** Start **

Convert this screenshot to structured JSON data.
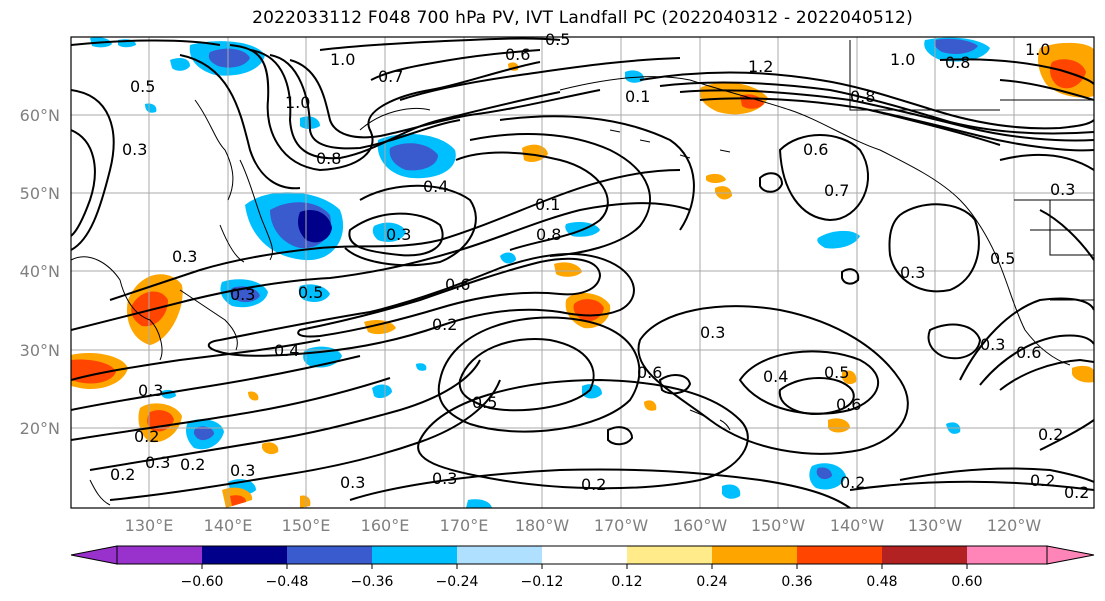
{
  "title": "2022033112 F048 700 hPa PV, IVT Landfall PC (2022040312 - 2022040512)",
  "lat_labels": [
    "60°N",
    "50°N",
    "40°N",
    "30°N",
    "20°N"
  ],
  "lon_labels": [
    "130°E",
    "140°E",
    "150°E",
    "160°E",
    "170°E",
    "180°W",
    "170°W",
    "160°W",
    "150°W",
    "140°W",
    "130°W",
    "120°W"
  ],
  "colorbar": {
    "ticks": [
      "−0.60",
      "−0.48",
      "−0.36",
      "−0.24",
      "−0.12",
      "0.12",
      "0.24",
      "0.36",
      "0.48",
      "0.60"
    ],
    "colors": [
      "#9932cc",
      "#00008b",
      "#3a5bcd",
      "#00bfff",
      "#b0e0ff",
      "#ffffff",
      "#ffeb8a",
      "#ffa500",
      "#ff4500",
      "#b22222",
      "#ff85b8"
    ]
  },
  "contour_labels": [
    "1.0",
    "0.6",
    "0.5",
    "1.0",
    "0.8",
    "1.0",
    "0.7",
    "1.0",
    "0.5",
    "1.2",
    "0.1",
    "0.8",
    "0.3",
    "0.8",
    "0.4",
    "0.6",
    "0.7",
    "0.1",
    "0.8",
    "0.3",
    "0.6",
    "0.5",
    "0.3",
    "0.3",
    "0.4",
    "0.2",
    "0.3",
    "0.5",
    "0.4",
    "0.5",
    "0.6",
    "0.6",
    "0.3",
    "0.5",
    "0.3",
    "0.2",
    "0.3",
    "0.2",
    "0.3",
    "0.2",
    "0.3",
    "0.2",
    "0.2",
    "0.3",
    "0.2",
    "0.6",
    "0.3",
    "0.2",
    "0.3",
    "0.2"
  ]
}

** End **
** Start **

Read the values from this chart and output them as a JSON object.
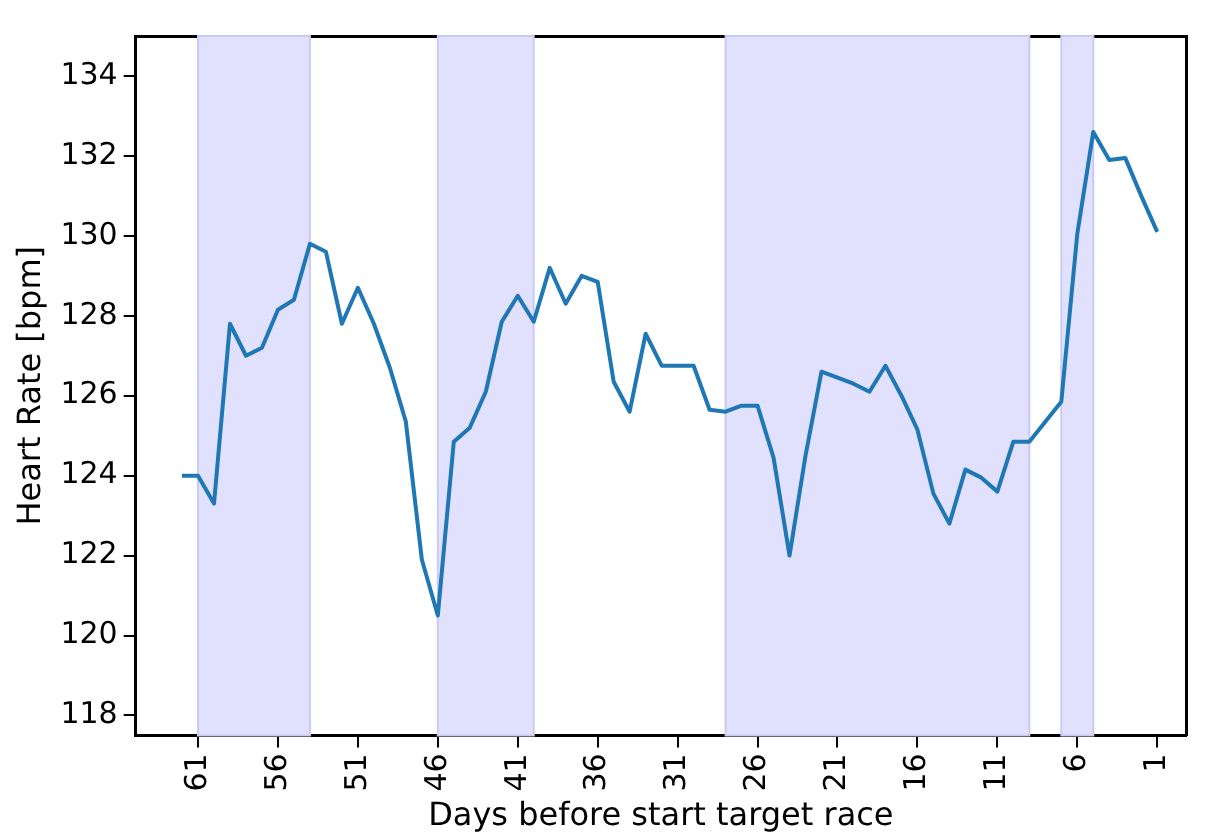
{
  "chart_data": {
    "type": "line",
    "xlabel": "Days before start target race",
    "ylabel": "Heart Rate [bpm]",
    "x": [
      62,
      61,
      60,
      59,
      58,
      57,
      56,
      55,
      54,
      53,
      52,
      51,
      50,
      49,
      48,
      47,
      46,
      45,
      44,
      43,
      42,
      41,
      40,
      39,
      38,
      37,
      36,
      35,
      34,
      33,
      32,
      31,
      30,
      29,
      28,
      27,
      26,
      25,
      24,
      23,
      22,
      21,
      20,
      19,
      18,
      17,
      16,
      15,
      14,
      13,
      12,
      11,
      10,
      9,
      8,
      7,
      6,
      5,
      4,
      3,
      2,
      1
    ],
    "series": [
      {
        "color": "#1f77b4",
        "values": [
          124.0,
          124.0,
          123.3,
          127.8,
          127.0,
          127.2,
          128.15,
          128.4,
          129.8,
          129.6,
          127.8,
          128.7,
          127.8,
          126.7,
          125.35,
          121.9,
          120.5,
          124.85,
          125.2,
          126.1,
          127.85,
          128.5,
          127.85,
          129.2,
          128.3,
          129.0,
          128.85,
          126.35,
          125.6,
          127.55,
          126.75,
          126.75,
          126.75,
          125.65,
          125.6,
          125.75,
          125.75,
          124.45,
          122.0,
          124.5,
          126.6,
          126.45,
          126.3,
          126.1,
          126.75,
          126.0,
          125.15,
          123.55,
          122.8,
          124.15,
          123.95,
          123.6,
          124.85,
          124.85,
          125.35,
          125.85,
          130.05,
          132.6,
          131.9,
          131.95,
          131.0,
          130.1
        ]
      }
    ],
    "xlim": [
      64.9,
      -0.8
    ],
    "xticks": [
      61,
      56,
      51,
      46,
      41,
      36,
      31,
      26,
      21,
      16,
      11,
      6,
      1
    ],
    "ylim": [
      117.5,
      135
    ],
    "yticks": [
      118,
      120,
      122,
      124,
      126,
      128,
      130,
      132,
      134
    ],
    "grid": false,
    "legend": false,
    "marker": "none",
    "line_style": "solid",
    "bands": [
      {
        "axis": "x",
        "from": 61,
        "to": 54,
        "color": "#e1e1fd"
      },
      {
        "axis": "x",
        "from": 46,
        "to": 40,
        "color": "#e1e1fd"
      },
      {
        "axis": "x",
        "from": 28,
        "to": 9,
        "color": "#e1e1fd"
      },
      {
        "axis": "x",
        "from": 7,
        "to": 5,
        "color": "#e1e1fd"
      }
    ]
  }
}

** End **

• _What needs to be done_
Show the lines where the word "values" appears in the entries.

• _Problem solution_
Read the values from this chart and output them as a JSON object.
        "values": [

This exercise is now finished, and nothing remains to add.